Source records:
-=-=-
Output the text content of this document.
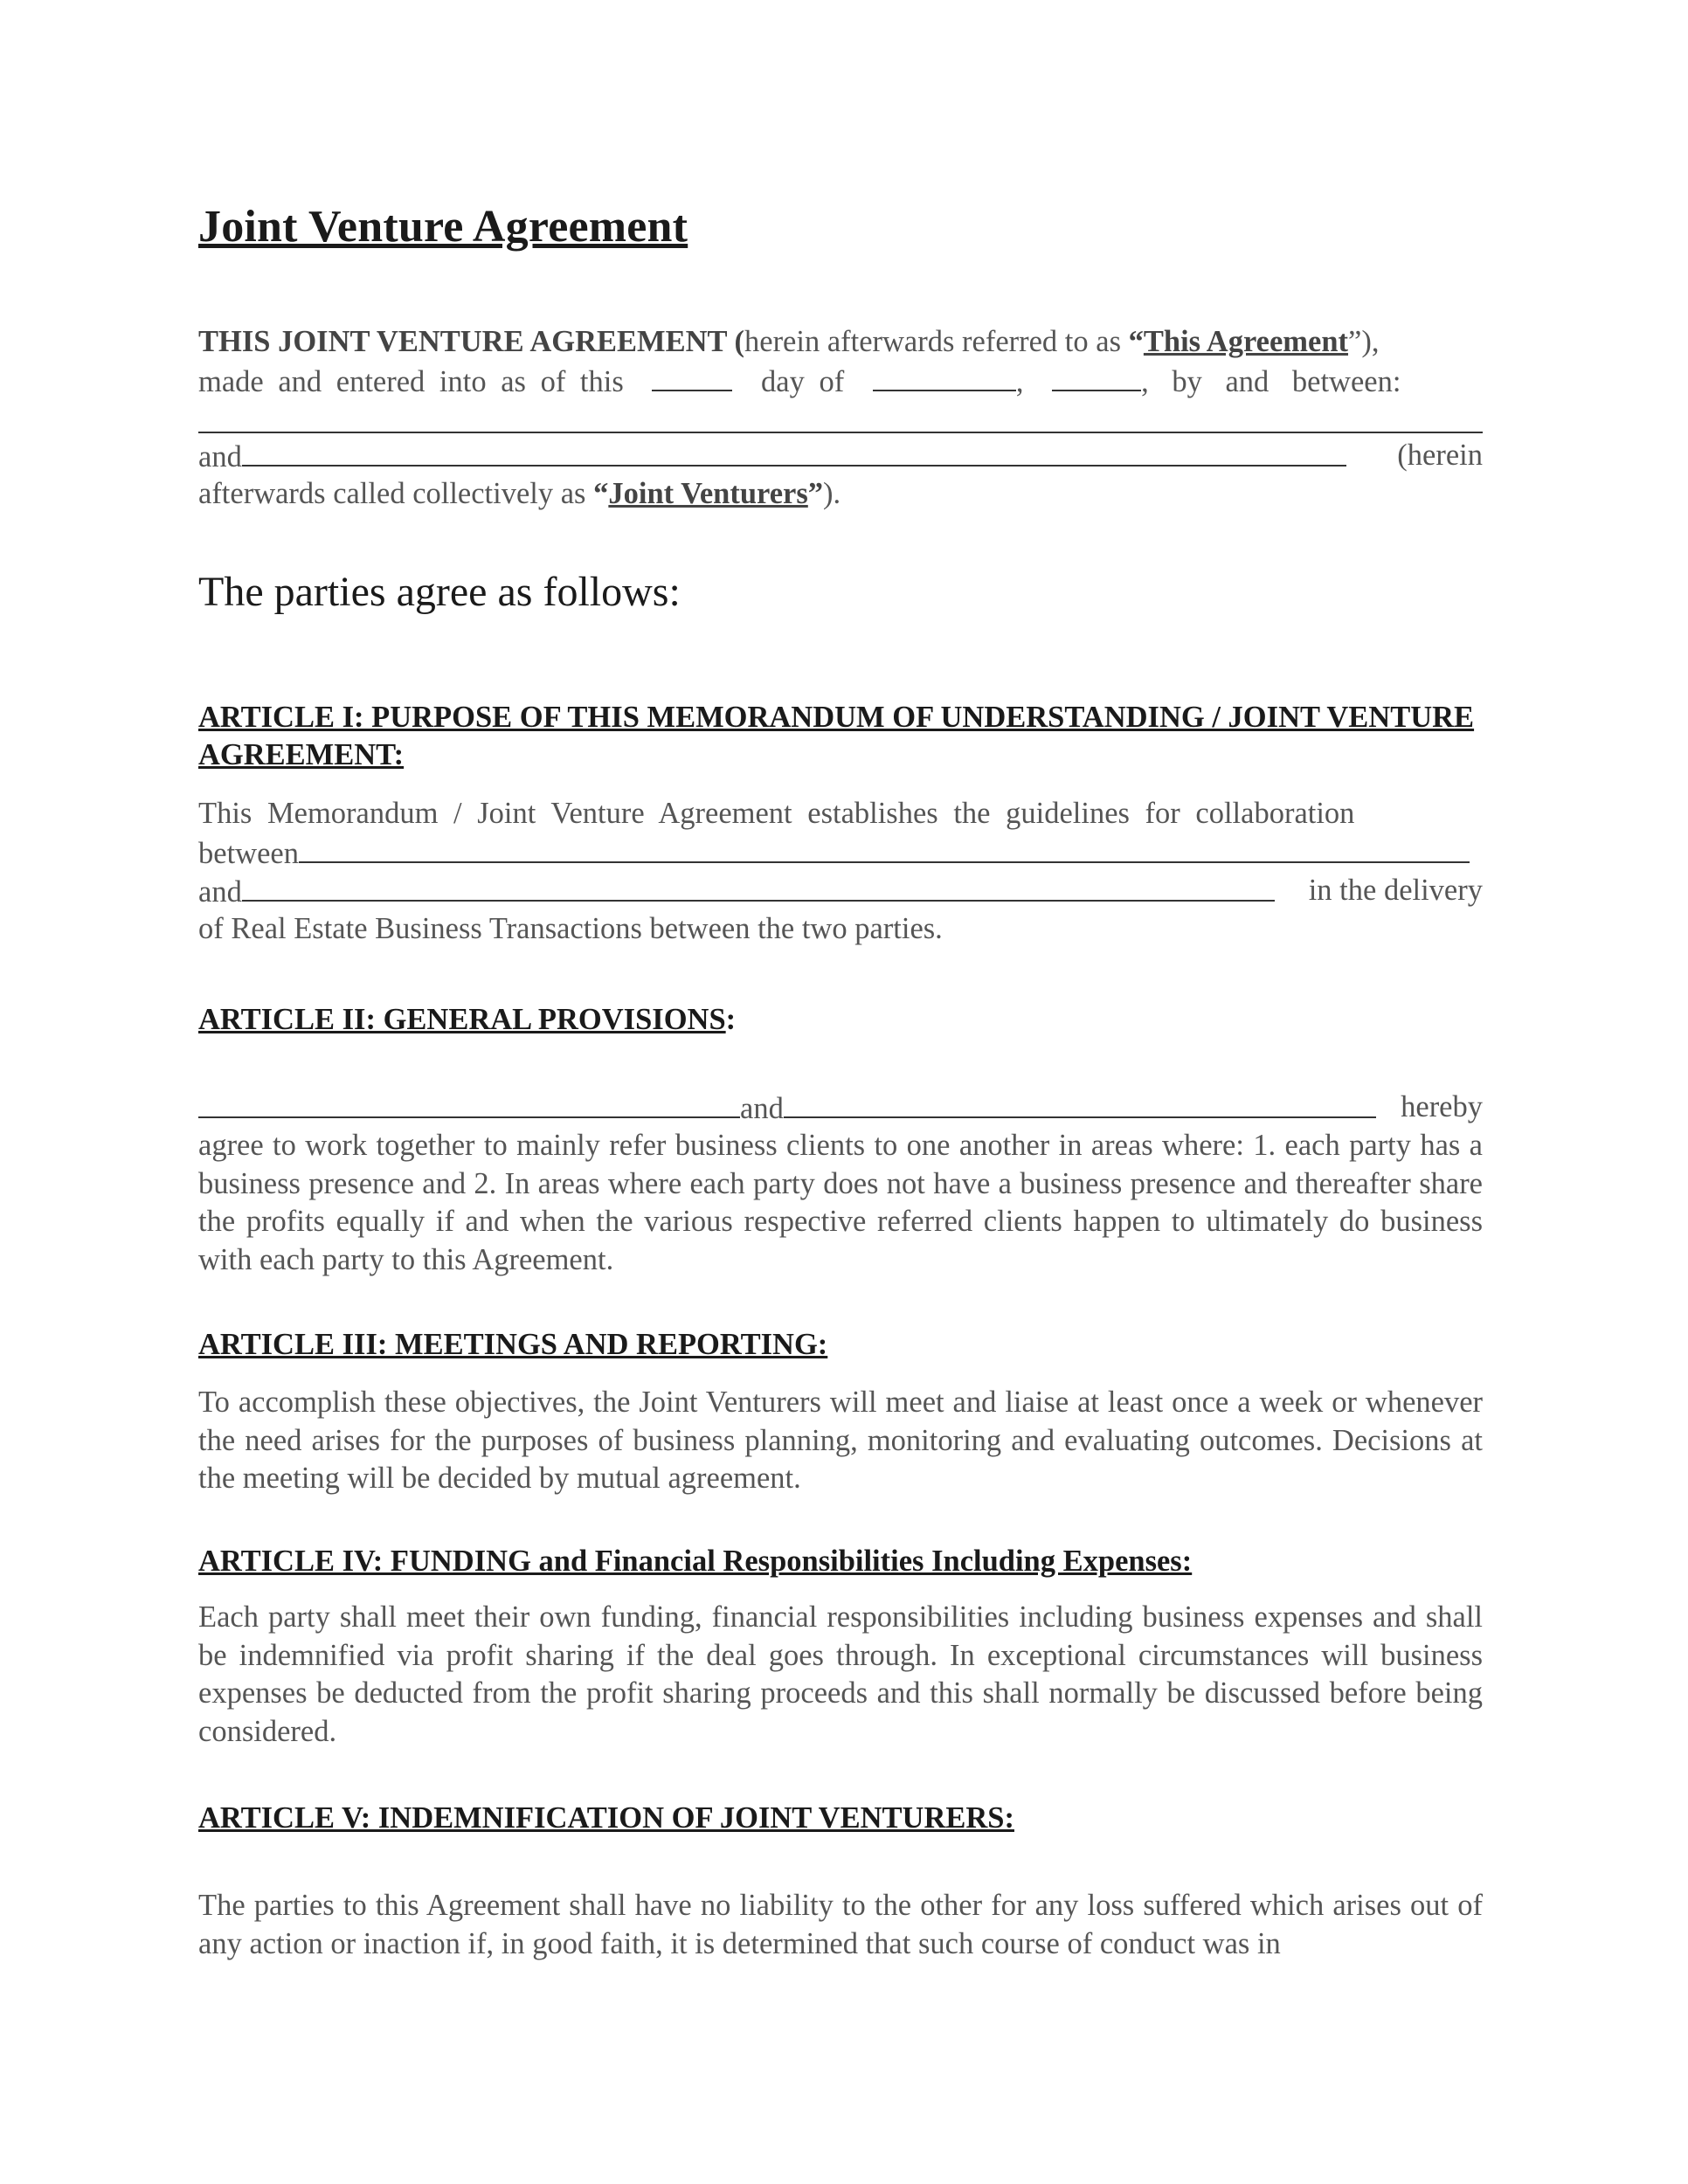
Joint Venture Agreement
THIS JOINT VENTURE AGREEMENT (herein afterwards referred to as “This Agreement”),
made and entered into as of this	day of	,	, by and between:
and	(herein
afterwards called collectively as “Joint Venturers”).
The parties agree as follows:
ARTICLE I: PURPOSE OF THIS MEMORANDUM OF UNDERSTANDING / JOINT VENTURE AGREEMENT:
This Memorandum / Joint Venture Agreement establishes the guidelines for collaboration
between
and	in the delivery
of Real Estate Business Transactions between the two parties.
ARTICLE II: GENERAL PROVISIONS:
and	hereby

agree to work together to mainly refer business clients to one another in areas where: 1. each party has a business presence and 2. In areas where each party does not have a business presence and thereafter share the profits equally if and when the various respective referred clients happen to ultimately do business with each party to this Agreement.

ARTICLE III: MEETINGS AND REPORTING:

To accomplish these objectives, the Joint Venturers will meet and liaise at least once a week or whenever the need arises for the purposes of business planning, monitoring and evaluating outcomes. Decisions at the meeting will be decided by mutual agreement.

ARTICLE IV: FUNDING and Financial Responsibilities Including Expenses:

Each party shall meet their own funding, financial responsibilities including business expenses and shall be indemnified via profit sharing if the deal goes through. In exceptional circumstances will business expenses be deducted from the profit sharing proceeds and this shall normally be discussed before being considered.

ARTICLE V: INDEMNIFICATION OF JOINT VENTURERS:

The parties to this Agreement shall have no liability to the other for any loss suffered which arises out of any action or inaction if, in good faith, it is determined that such course of conduct was in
-=-=-
Examine the records and pull out every line where the string "afterwards" occurs.

THIS JOINT VENTURE AGREEMENT (herein afterwards referred to as “This Agreement”),
afterwards called collectively as “Joint Venturers”).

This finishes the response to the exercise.